• _SUPPLIED MATERIAL_
☆ ☆ ☆ ☆
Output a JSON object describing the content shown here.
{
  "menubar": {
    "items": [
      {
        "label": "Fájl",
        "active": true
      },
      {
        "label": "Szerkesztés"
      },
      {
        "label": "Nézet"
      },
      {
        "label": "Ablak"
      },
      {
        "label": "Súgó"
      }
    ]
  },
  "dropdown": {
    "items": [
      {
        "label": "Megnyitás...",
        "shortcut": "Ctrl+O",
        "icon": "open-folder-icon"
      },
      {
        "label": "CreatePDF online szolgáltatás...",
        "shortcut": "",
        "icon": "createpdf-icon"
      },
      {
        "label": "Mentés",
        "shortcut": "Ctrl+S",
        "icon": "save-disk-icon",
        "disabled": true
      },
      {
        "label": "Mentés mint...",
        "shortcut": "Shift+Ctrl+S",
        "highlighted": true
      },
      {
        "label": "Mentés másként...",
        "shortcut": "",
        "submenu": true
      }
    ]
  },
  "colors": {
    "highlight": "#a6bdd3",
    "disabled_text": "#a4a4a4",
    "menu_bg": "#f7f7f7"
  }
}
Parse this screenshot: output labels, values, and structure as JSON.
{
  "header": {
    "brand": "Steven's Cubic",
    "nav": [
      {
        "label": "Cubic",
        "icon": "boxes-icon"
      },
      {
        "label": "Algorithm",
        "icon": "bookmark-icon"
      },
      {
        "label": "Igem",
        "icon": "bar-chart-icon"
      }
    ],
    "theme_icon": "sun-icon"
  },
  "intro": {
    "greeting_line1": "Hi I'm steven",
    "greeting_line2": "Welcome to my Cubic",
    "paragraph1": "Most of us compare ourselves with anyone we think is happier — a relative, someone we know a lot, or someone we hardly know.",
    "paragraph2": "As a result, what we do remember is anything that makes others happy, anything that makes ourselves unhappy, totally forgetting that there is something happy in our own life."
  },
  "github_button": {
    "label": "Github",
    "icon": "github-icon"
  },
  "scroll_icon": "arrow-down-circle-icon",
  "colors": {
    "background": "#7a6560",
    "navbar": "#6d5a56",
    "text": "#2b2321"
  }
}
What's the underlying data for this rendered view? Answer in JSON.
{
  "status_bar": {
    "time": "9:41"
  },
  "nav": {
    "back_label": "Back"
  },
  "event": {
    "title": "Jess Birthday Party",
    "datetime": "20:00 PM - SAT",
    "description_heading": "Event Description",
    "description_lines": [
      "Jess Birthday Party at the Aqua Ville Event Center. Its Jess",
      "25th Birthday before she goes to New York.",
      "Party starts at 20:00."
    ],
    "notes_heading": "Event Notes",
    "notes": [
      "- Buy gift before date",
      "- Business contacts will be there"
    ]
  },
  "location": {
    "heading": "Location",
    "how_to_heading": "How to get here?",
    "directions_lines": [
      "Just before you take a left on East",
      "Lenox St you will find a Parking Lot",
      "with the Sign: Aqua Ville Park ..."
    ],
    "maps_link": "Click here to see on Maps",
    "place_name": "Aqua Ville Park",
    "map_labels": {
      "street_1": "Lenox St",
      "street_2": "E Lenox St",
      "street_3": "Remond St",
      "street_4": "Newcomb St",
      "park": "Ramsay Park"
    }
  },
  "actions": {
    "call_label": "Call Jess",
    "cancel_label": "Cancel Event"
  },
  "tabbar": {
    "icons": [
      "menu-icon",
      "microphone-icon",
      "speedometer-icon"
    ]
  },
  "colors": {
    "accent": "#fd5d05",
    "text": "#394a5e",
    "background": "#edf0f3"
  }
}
☆ ☆ ☆ ☆
• _YOUR TASK_
Tally up the lines in the preceding listing that contain the string "will". Respond with the number and nothing else.

• _ANSWER TO THIS TASK_
2